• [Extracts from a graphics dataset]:
★ ★ ★ ★ ★ ★ ★

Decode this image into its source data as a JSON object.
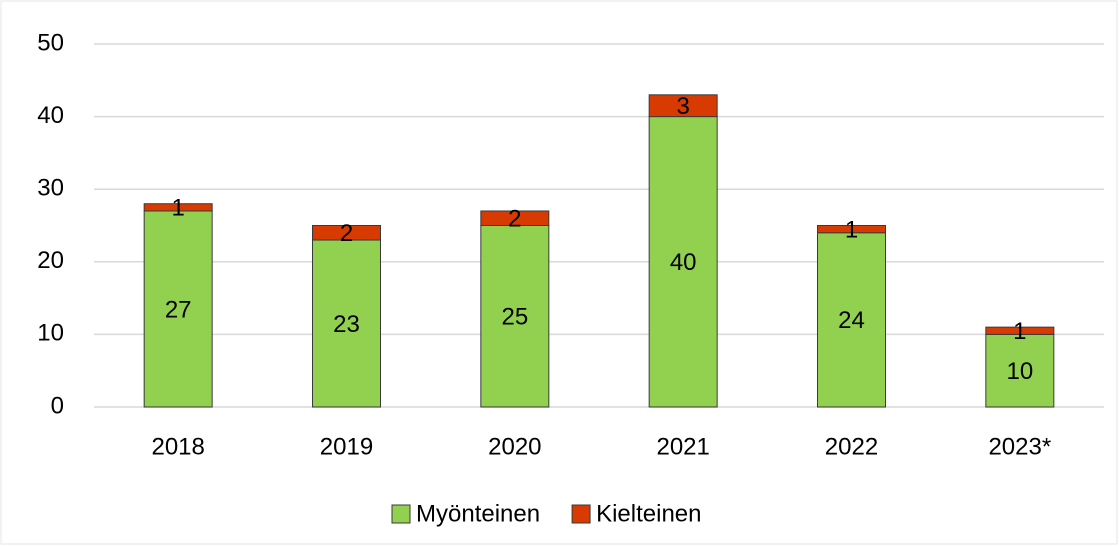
{
  "chart_data": {
    "type": "bar",
    "stacked": true,
    "categories": [
      "2018",
      "2019",
      "2020",
      "2021",
      "2022",
      "2023*"
    ],
    "series": [
      {
        "name": "Myönteinen",
        "color": "#92d050",
        "values": [
          27,
          23,
          25,
          40,
          24,
          10
        ]
      },
      {
        "name": "Kielteinen",
        "color": "#d83b01",
        "values": [
          1,
          2,
          2,
          3,
          1,
          1
        ]
      }
    ],
    "ylim": [
      0,
      50
    ],
    "yticks": [
      0,
      10,
      20,
      30,
      40,
      50
    ],
    "grid": true,
    "legend": "bottom"
  }
}
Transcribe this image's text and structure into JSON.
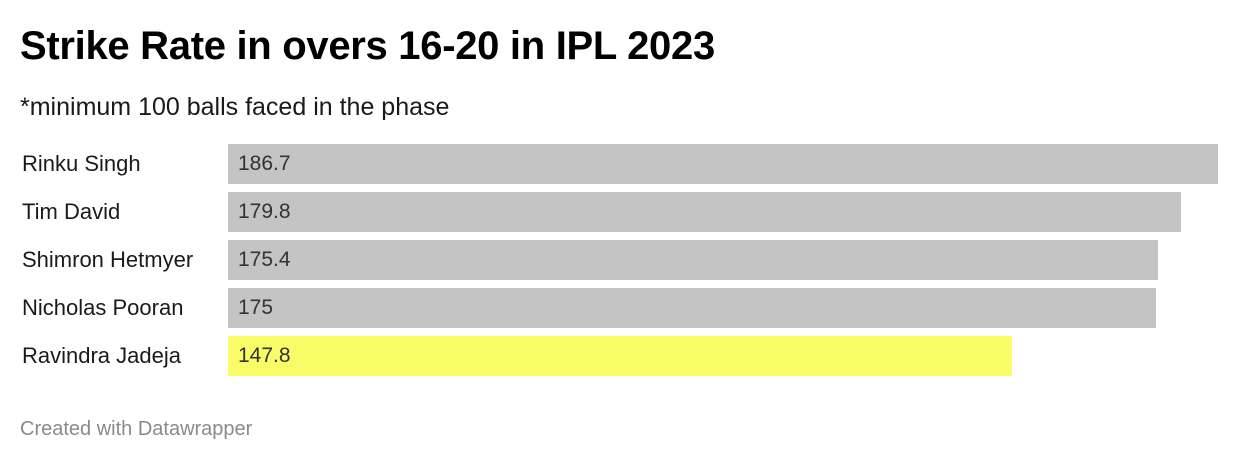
{
  "title": "Strike Rate in overs 16-20 in IPL 2023",
  "subtitle": "*minimum 100 balls faced in the phase",
  "footer": "Created with Datawrapper",
  "colors": {
    "default_bar": "#c4c4c4",
    "highlight_bar": "#f8fc66"
  },
  "chart_data": {
    "type": "bar",
    "orientation": "horizontal",
    "title": "Strike Rate in overs 16-20 in IPL 2023",
    "subtitle": "*minimum 100 balls faced in the phase",
    "xlim": [
      0,
      186.7
    ],
    "grid": false,
    "rows": [
      {
        "label": "Rinku Singh",
        "value": 186.7,
        "display": "186.7",
        "highlight": false
      },
      {
        "label": "Tim David",
        "value": 179.8,
        "display": "179.8",
        "highlight": false
      },
      {
        "label": "Shimron Hetmyer",
        "value": 175.4,
        "display": "175.4",
        "highlight": false
      },
      {
        "label": "Nicholas Pooran",
        "value": 175,
        "display": "175",
        "highlight": false
      },
      {
        "label": "Ravindra Jadeja",
        "value": 147.8,
        "display": "147.8",
        "highlight": true
      }
    ]
  }
}
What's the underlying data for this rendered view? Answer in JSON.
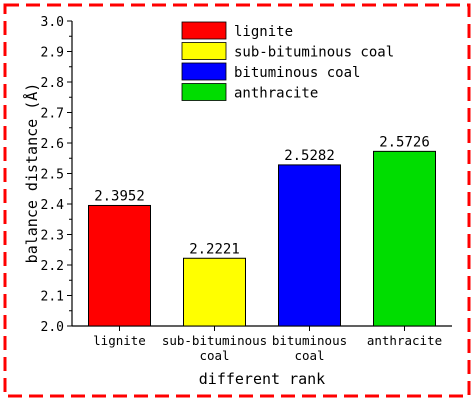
{
  "chart_data": {
    "type": "bar",
    "categories": [
      "lignite",
      "sub-bituminous coal",
      "bituminous coal",
      "anthracite"
    ],
    "values": [
      2.3952,
      2.2221,
      2.5282,
      2.5726
    ],
    "value_labels": [
      "2.3952",
      "2.2221",
      "2.5282",
      "2.5726"
    ],
    "colors": [
      "#ff0000",
      "#ffff00",
      "#0000ff",
      "#00dd00"
    ],
    "xlabel": "different rank",
    "ylabel": "balance distance (Å)",
    "ylim": [
      2.0,
      3.0
    ],
    "yticks": [
      "2.0",
      "2.1",
      "2.2",
      "2.3",
      "2.4",
      "2.5",
      "2.6",
      "2.7",
      "2.8",
      "2.9",
      "3.0"
    ],
    "grid": false,
    "legend": {
      "position": "top-center",
      "entries": [
        "lignite",
        "sub-bituminous coal",
        "bituminous coal",
        "anthracite"
      ]
    },
    "frame_color": "#ff0000"
  }
}
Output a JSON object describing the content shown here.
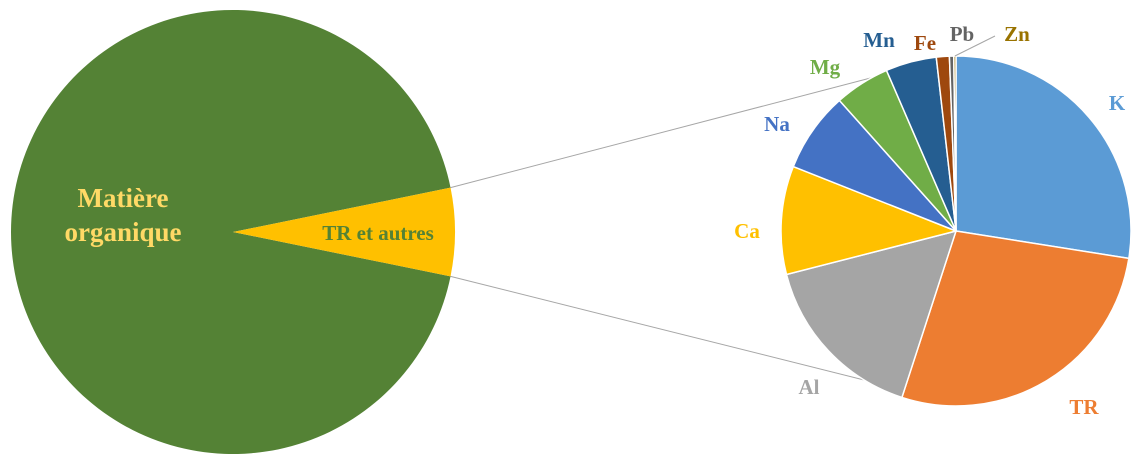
{
  "chart_data": {
    "type": "pie",
    "subtype": "pie-of-pie",
    "main": {
      "slices": [
        {
          "label": "Matière organique",
          "value": 93.6,
          "color": "#548235",
          "label_color": "#FFD966"
        },
        {
          "label": "TR et autres",
          "value": 6.4,
          "color": "#FFC000",
          "label_color": "#548235"
        }
      ]
    },
    "secondary": {
      "source_slice": "TR et autres",
      "slices": [
        {
          "label": "K",
          "value": 27.5,
          "color": "#5B9BD5",
          "label_color": "#5B9BD5"
        },
        {
          "label": "TR",
          "value": 27.5,
          "color": "#ED7D31",
          "label_color": "#ED7D31"
        },
        {
          "label": "Al",
          "value": 16.0,
          "color": "#A5A5A5",
          "label_color": "#A5A5A5"
        },
        {
          "label": "Ca",
          "value": 10.0,
          "color": "#FFC000",
          "label_color": "#FFC000"
        },
        {
          "label": "Na",
          "value": 7.4,
          "color": "#4472C4",
          "label_color": "#4472C4"
        },
        {
          "label": "Mg",
          "value": 5.1,
          "color": "#70AD47",
          "label_color": "#70AD47"
        },
        {
          "label": "Mn",
          "value": 4.7,
          "color": "#255E91",
          "label_color": "#255E91"
        },
        {
          "label": "Fe",
          "value": 1.2,
          "color": "#9E480E",
          "label_color": "#9E480E"
        },
        {
          "label": "Pb",
          "value": 0.4,
          "color": "#636363",
          "label_color": "#636363"
        },
        {
          "label": "Zn",
          "value": 0.2,
          "color": "#997300",
          "label_color": "#997300"
        }
      ]
    },
    "connector_color": "#A6A6A6"
  }
}
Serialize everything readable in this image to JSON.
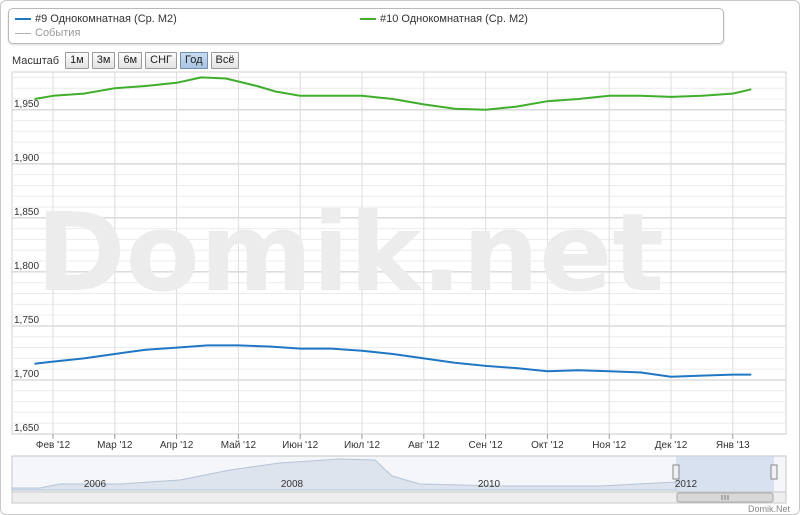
{
  "legend": {
    "series_a": "#9 Однокомнатная (Ср. М2)",
    "series_b": "#10 Однокомнатная (Ср. М2)",
    "events": "События"
  },
  "toolbar": {
    "label": "Масштаб",
    "buttons": [
      "1м",
      "3м",
      "6м",
      "СНГ",
      "Год",
      "Всё"
    ],
    "active": "Год"
  },
  "watermark": "Domik.net",
  "credit": "Domik.Net",
  "colors": {
    "series_a": "#1f77c4",
    "series_b": "#3fae2a",
    "events": "#b0b0b0"
  },
  "chart_data": {
    "type": "line",
    "x_tick_labels": [
      "Фев '12",
      "Мар '12",
      "Апр '12",
      "Май '12",
      "Июн '12",
      "Июл '12",
      "Авг '12",
      "Сен '12",
      "Окт '12",
      "Ноя '12",
      "Дек '12",
      "Янв '13"
    ],
    "y_tick_labels": [
      "1,650",
      "1,700",
      "1,750",
      "1,800",
      "1,850",
      "1,900",
      "1,950"
    ],
    "y_ticks": [
      1650,
      1700,
      1750,
      1800,
      1850,
      1900,
      1950
    ],
    "ylim": [
      1650,
      1985
    ],
    "xlim": [
      0,
      11.3
    ],
    "grid": true,
    "series": [
      {
        "name": "#9 Однокомнатная (Ср. М2)",
        "x": [
          -0.3,
          0,
          0.5,
          1,
          1.5,
          2,
          2.5,
          3,
          3.5,
          4,
          4.5,
          5,
          5.5,
          6,
          6.5,
          7,
          7.5,
          8,
          8.5,
          9,
          9.5,
          10,
          10.5,
          11,
          11.3
        ],
        "y": [
          1715,
          1717,
          1720,
          1724,
          1728,
          1730,
          1732,
          1732,
          1731,
          1729,
          1729,
          1727,
          1724,
          1720,
          1716,
          1713,
          1711,
          1708,
          1709,
          1708,
          1707,
          1703,
          1704,
          1705,
          1705
        ]
      },
      {
        "name": "#10 Однокомнатная (Ср. М2)",
        "x": [
          -0.3,
          0,
          0.5,
          1,
          1.5,
          2,
          2.4,
          2.8,
          3.3,
          3.6,
          4,
          4.5,
          5,
          5.5,
          6,
          6.5,
          7,
          7.5,
          8,
          8.5,
          9,
          9.5,
          10,
          10.5,
          11,
          11.3
        ],
        "y": [
          1960,
          1963,
          1965,
          1970,
          1972,
          1975,
          1980,
          1979,
          1972,
          1967,
          1963,
          1963,
          1963,
          1960,
          1955,
          1951,
          1950,
          1953,
          1958,
          1960,
          1963,
          1963,
          1962,
          1963,
          1965,
          1969
        ]
      }
    ],
    "navigator": {
      "x_labels": [
        "2006",
        "2008",
        "2010",
        "2012"
      ]
    }
  }
}
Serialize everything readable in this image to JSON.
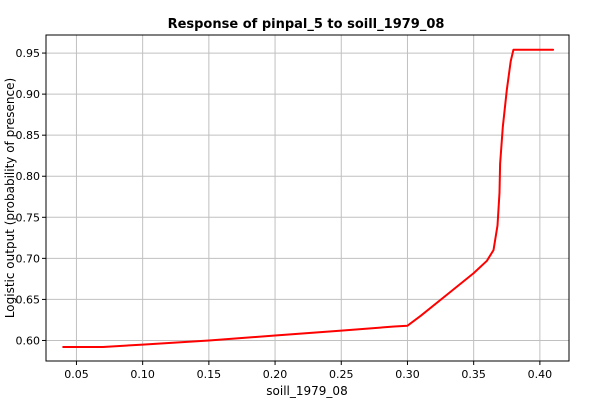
{
  "chart_data": {
    "type": "line",
    "title": "Response of pinpal_5 to soill_1979_08",
    "xlabel": "soill_1979_08",
    "ylabel": "Logistic output (probability of presence)",
    "xlim": [
      0.027,
      0.422
    ],
    "ylim": [
      0.575,
      0.972
    ],
    "xticks": [
      0.05,
      0.1,
      0.15,
      0.2,
      0.25,
      0.3,
      0.35,
      0.4
    ],
    "xtick_labels": [
      "0.05",
      "0.10",
      "0.15",
      "0.20",
      "0.25",
      "0.30",
      "0.35",
      "0.40"
    ],
    "yticks": [
      0.6,
      0.65,
      0.7,
      0.75,
      0.8,
      0.85,
      0.9,
      0.95
    ],
    "ytick_labels": [
      "0.60",
      "0.65",
      "0.70",
      "0.75",
      "0.80",
      "0.85",
      "0.90",
      "0.95"
    ],
    "grid": true,
    "legend": "none",
    "series": [
      {
        "color": "#ff0000",
        "x": [
          0.04,
          0.07,
          0.1,
          0.15,
          0.2,
          0.25,
          0.29,
          0.3,
          0.31,
          0.33,
          0.35,
          0.36,
          0.365,
          0.368,
          0.3695,
          0.37,
          0.372,
          0.375,
          0.378,
          0.38,
          0.39,
          0.41
        ],
        "y": [
          0.592,
          0.592,
          0.595,
          0.6,
          0.606,
          0.612,
          0.617,
          0.618,
          0.63,
          0.656,
          0.682,
          0.697,
          0.71,
          0.74,
          0.78,
          0.815,
          0.86,
          0.905,
          0.94,
          0.954,
          0.954,
          0.954
        ]
      }
    ]
  }
}
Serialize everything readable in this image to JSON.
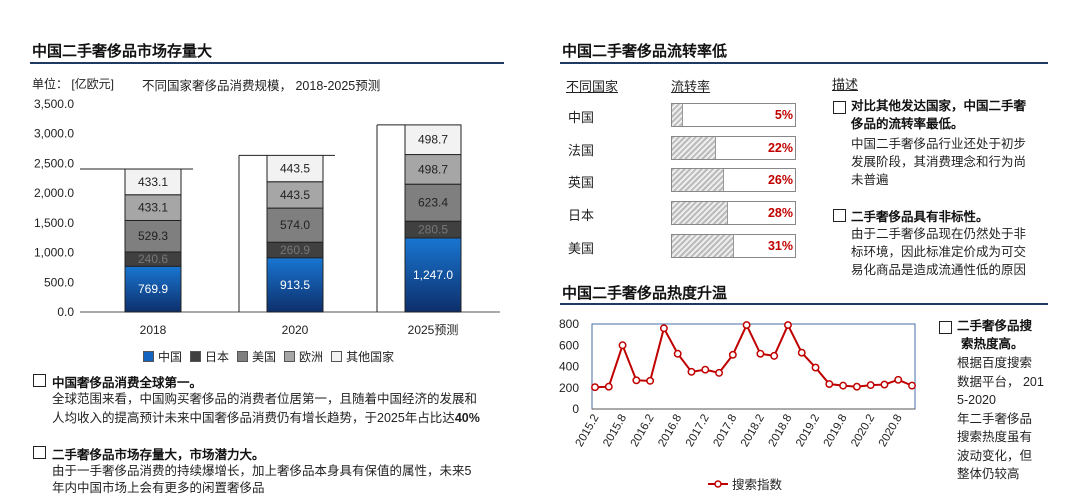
{
  "left": {
    "title": "中国二手奢侈品市场存量大",
    "unit_label": "单位：  [亿欧元]",
    "subtitle": "不同国家奢侈品消费规模，   2018-2025预测",
    "bullets": [
      {
        "head": "中国奢侈品消费全球第一。",
        "body_lines": [
          "全球范围来看，中国购买奢侈品的消费者位居第一，且随着中国经济的发展和",
          "人均收入的提高预计未来中国奢侈品消费仍有增长趋势，于2025年占比达"
        ],
        "body_bold_tail": "40%"
      },
      {
        "head": "二手奢侈品市场存量大，市场潜力大。",
        "body_lines": [
          "由于一手奢侈品消费的持续爆增长，加上奢侈品本身具有保值的属性，未来5",
          "年内中国市场上会有更多的闲置奢侈品"
        ]
      }
    ]
  },
  "right_top": {
    "title": "中国二手奢侈品流转率低",
    "col_country": "不同国家",
    "col_rate": "流转率",
    "col_desc": "描述",
    "bullets": [
      {
        "head_lines": [
          "对比其他发达国家，中国二手奢",
          "侈品的流转率最低。"
        ],
        "body_lines": [
          "中国二手奢侈品行业还处于初步",
          "发展阶段，其消费理念和行为尚",
          "未普遍"
        ]
      },
      {
        "head_lines": [
          "二手奢侈品具有非标性。"
        ],
        "body_lines": [
          "由于二手奢侈品现在仍然处于非",
          "标环境，因此标准定价成为可交",
          "易化商品是造成流通性低的原因"
        ]
      }
    ]
  },
  "right_bottom": {
    "title": "中国二手奢侈品热度升温",
    "bullet_head_lines": [
      "二手奢侈品搜",
      "索热度高。"
    ],
    "bullet_body_lines": [
      "根据百度搜索",
      "数据平台，  201",
      "5-2020",
      "年二手奢侈品",
      "搜索热度虽有",
      "波动变化，但",
      "整体仍较高"
    ]
  },
  "chart_data": [
    {
      "type": "bar",
      "stacked": true,
      "title": "不同国家奢侈品消费规模，   2018-2025预测",
      "ylabel": "[亿欧元]",
      "ylim": [
        0,
        3500
      ],
      "yticks": [
        "0.0",
        "500.0",
        "1,000.0",
        "1,500.0",
        "2,000.0",
        "2,500.0",
        "3,000.0",
        "3,500.0"
      ],
      "categories": [
        "2018",
        "2020",
        "2025预测"
      ],
      "legend_position": "bottom",
      "series": [
        {
          "name": "中国",
          "color": "#1565c0",
          "values": [
            769.9,
            913.5,
            1247.0
          ],
          "labels": [
            "769.9",
            "913.5",
            "1,247.0"
          ]
        },
        {
          "name": "日本",
          "color": "#404040",
          "values": [
            240.6,
            260.9,
            280.5
          ],
          "labels": [
            "240.6",
            "260.9",
            "280.5"
          ]
        },
        {
          "name": "美国",
          "color": "#7f7f7f",
          "values": [
            529.3,
            574.0,
            623.4
          ],
          "labels": [
            "529.3",
            "574.0",
            "623.4"
          ]
        },
        {
          "name": "欧洲",
          "color": "#a6a6a6",
          "values": [
            433.1,
            443.5,
            498.7
          ],
          "labels": [
            "433.1",
            "443.5",
            "498.7"
          ]
        },
        {
          "name": "其他国家",
          "color": "#f2f2f2",
          "values": [
            433.1,
            443.5,
            498.7
          ],
          "labels": [
            "433.1",
            "443.5",
            "498.7"
          ]
        }
      ]
    },
    {
      "type": "bar",
      "orientation": "horizontal",
      "categories": [
        "中国",
        "法国",
        "英国",
        "日本",
        "美国"
      ],
      "values": [
        5,
        22,
        26,
        28,
        31
      ],
      "labels": [
        "5%",
        "22%",
        "26%",
        "28%",
        "31%"
      ],
      "unit": "%"
    },
    {
      "type": "line",
      "x": [
        "2015.2",
        "2015.5",
        "2015.8",
        "2015.11",
        "2016.2",
        "2016.5",
        "2016.8",
        "2016.11",
        "2017.2",
        "2017.5",
        "2017.8",
        "2017.11",
        "2018.2",
        "2018.5",
        "2018.8",
        "2018.11",
        "2019.2",
        "2019.5",
        "2019.8",
        "2019.11",
        "2020.2",
        "2020.5",
        "2020.8",
        "2020.11"
      ],
      "xticks": [
        "2015.2",
        "2015.8",
        "2016.2",
        "2016.8",
        "2017.2",
        "2017.8",
        "2018.2",
        "2018.8",
        "2019.2",
        "2019.8",
        "2020.2",
        "2020.8"
      ],
      "ylim": [
        0,
        800
      ],
      "yticks": [
        "0",
        "200",
        "400",
        "600",
        "800"
      ],
      "legend_position": "bottom",
      "series": [
        {
          "name": "搜索指数",
          "color": "#c00000",
          "values": [
            205,
            210,
            600,
            270,
            265,
            760,
            520,
            350,
            370,
            340,
            510,
            790,
            520,
            500,
            790,
            530,
            390,
            235,
            220,
            210,
            225,
            230,
            275,
            220
          ]
        }
      ]
    }
  ]
}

★ ★ ★ ★ ★ ★ ★

• [Exercise brief]:
Counting only lines of the data above that hold "object", report the total and nothing else.

• [Problem solution]:
2